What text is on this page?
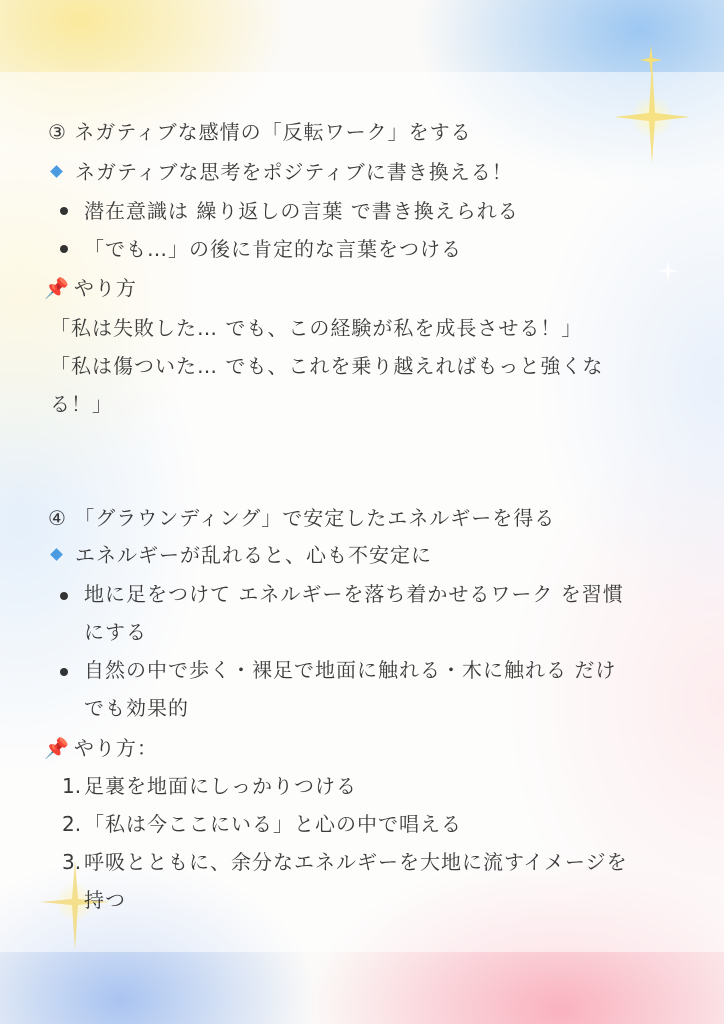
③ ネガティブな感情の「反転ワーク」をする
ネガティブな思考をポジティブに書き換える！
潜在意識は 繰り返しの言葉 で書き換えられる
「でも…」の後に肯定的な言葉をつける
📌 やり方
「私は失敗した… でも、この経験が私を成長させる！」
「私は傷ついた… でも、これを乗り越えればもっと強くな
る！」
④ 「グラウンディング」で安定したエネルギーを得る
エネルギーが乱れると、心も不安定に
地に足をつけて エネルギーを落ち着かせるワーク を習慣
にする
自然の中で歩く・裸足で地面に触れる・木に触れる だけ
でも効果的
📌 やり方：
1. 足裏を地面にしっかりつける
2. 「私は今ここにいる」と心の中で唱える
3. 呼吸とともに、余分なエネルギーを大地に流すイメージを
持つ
==
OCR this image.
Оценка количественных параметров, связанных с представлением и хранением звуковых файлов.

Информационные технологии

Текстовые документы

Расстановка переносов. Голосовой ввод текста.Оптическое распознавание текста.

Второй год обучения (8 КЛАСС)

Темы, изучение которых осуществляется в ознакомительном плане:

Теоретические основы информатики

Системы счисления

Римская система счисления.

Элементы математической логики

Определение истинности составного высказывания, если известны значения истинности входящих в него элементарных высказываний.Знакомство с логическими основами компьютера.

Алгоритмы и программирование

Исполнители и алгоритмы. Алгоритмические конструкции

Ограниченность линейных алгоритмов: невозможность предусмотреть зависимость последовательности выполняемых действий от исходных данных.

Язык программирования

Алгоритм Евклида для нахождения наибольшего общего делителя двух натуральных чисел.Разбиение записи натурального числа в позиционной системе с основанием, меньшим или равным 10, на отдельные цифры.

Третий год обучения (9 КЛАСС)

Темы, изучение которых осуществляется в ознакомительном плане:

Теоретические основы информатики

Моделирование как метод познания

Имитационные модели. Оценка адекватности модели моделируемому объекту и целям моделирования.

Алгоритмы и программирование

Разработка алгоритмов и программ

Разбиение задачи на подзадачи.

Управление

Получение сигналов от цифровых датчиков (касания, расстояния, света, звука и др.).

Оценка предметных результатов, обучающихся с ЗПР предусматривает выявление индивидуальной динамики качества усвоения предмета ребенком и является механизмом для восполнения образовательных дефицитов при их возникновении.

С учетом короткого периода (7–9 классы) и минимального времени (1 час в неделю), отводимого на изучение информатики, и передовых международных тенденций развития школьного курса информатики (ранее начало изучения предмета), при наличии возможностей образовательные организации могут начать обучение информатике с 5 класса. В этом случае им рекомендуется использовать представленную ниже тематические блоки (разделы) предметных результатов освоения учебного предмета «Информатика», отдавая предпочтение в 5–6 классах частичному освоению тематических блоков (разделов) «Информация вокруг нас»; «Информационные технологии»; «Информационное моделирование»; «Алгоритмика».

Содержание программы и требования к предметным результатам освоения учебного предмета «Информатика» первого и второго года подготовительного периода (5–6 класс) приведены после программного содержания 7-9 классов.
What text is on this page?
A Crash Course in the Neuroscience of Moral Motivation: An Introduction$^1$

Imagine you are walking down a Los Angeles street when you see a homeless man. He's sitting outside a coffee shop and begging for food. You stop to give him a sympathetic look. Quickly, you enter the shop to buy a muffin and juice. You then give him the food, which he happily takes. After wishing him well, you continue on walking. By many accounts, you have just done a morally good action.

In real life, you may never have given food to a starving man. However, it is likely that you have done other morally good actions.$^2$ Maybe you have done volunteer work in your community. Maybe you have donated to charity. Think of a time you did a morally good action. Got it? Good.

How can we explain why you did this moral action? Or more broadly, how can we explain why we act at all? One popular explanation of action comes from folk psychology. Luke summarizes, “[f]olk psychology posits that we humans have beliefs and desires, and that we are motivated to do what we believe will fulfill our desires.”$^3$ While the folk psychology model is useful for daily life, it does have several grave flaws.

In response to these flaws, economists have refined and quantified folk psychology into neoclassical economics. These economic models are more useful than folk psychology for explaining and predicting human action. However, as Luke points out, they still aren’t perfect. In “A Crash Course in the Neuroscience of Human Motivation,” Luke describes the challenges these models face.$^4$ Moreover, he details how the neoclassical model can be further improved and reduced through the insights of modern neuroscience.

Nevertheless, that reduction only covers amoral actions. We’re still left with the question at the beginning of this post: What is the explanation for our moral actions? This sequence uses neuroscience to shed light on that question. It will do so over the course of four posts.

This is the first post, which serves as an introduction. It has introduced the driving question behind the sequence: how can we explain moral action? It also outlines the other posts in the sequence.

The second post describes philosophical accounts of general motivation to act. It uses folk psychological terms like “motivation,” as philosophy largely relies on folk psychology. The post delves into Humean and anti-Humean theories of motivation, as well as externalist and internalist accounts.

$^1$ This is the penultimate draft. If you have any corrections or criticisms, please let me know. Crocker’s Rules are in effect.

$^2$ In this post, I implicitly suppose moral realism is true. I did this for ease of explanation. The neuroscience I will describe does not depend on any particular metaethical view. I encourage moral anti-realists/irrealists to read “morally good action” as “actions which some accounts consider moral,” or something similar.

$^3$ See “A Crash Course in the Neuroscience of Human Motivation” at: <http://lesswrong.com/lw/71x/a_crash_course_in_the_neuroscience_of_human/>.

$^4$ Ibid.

WHAT YOU SHOULD DO -> State the count of lines above containing the string "счисления", and add nothing to it.

SOLUTION -> 2